- STATED EXERCISE
Check each line of the listing below for the string "принятие", and copy the ones that have it.

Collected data
--------------------------------------------------

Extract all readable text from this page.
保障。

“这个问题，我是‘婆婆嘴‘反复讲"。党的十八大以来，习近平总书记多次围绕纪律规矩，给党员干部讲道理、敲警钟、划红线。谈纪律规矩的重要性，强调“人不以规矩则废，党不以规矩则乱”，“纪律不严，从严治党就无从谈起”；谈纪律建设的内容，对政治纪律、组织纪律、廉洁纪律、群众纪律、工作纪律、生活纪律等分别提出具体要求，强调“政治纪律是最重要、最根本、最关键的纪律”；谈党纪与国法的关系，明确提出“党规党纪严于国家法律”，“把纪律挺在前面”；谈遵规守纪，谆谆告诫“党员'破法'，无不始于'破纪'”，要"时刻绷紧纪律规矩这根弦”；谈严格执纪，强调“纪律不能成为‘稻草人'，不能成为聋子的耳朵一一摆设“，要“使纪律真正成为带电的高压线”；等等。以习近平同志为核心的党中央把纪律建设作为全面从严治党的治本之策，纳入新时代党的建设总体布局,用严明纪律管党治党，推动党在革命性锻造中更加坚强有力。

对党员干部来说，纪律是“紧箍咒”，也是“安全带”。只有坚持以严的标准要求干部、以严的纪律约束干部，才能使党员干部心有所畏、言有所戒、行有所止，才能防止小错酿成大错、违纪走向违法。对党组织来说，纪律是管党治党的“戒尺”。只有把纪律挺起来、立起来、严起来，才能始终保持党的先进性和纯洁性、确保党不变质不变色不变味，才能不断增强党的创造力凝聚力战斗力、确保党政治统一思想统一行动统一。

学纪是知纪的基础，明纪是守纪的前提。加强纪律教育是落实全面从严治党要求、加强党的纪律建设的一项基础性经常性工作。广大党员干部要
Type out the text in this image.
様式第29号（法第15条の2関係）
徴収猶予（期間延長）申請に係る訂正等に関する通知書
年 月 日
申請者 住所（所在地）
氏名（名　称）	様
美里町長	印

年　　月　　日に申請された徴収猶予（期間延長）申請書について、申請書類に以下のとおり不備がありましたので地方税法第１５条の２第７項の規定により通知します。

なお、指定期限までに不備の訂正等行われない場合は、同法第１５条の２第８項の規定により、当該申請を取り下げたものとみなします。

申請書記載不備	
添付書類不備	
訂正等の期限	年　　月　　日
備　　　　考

--------------------------------------------------

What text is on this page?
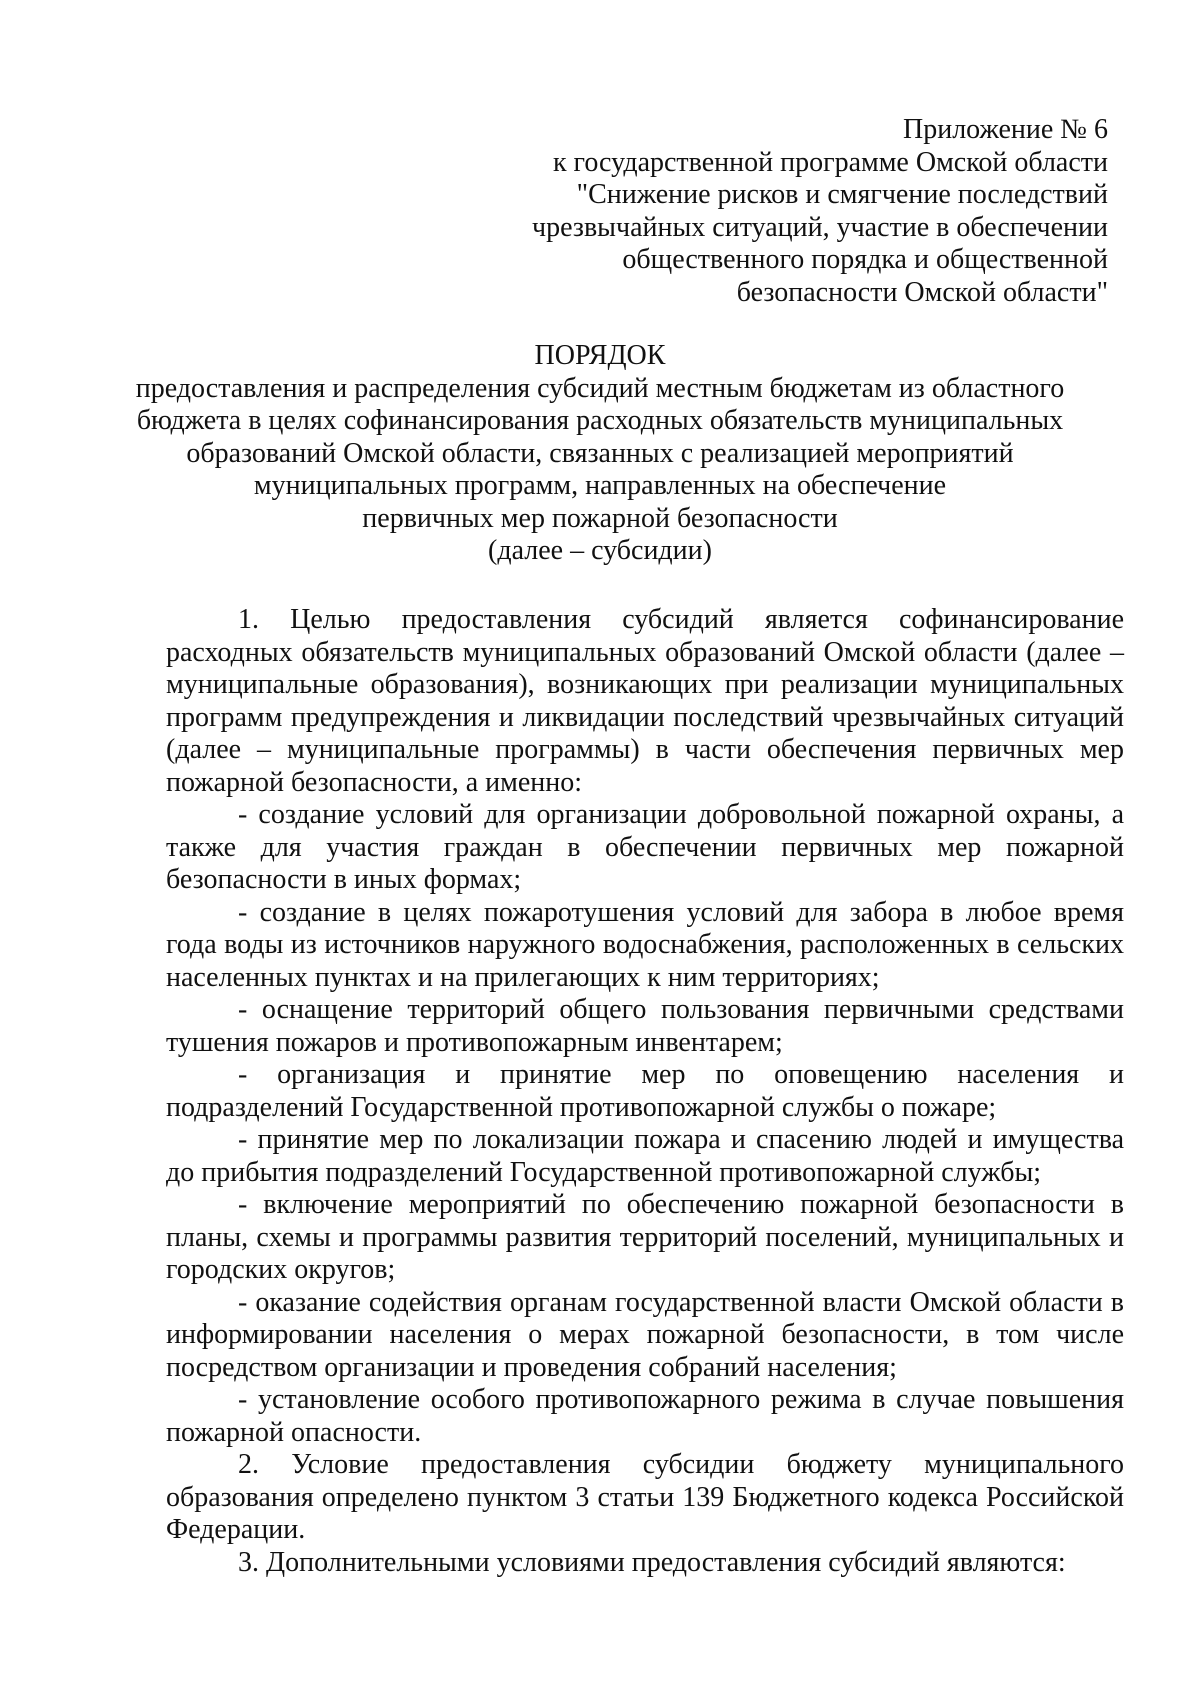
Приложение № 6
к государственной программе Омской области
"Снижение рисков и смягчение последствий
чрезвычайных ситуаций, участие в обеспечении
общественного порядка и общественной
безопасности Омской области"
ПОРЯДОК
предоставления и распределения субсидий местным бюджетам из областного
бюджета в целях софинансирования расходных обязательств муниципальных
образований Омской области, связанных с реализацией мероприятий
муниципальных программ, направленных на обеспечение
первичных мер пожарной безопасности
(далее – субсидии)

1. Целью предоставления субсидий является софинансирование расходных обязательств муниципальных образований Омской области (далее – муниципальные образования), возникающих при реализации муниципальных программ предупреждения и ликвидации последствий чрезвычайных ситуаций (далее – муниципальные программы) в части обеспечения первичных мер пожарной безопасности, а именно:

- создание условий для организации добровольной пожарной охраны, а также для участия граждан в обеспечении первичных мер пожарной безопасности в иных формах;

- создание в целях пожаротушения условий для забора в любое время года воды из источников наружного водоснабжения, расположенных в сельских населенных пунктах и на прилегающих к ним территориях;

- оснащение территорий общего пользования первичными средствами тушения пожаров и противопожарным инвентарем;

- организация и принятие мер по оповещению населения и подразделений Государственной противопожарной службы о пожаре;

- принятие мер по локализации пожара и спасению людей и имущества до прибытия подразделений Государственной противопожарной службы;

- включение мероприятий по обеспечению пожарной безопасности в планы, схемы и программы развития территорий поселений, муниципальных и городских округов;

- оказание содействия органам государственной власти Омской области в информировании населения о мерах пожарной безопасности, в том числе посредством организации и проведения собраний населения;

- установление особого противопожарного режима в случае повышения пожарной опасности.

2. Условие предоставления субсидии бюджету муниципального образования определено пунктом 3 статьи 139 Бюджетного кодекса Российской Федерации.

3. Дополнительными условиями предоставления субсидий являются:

--------------------------------------------------

- SOLUTION TO THIS EXERCISE
- организация и принятие мер по оповещению населения и подразделений Государственной противопожарной службы о пожаре;
- принятие мер по локализации пожара и спасению людей и имущества до прибытия подразделений Государственной противопожарной службы;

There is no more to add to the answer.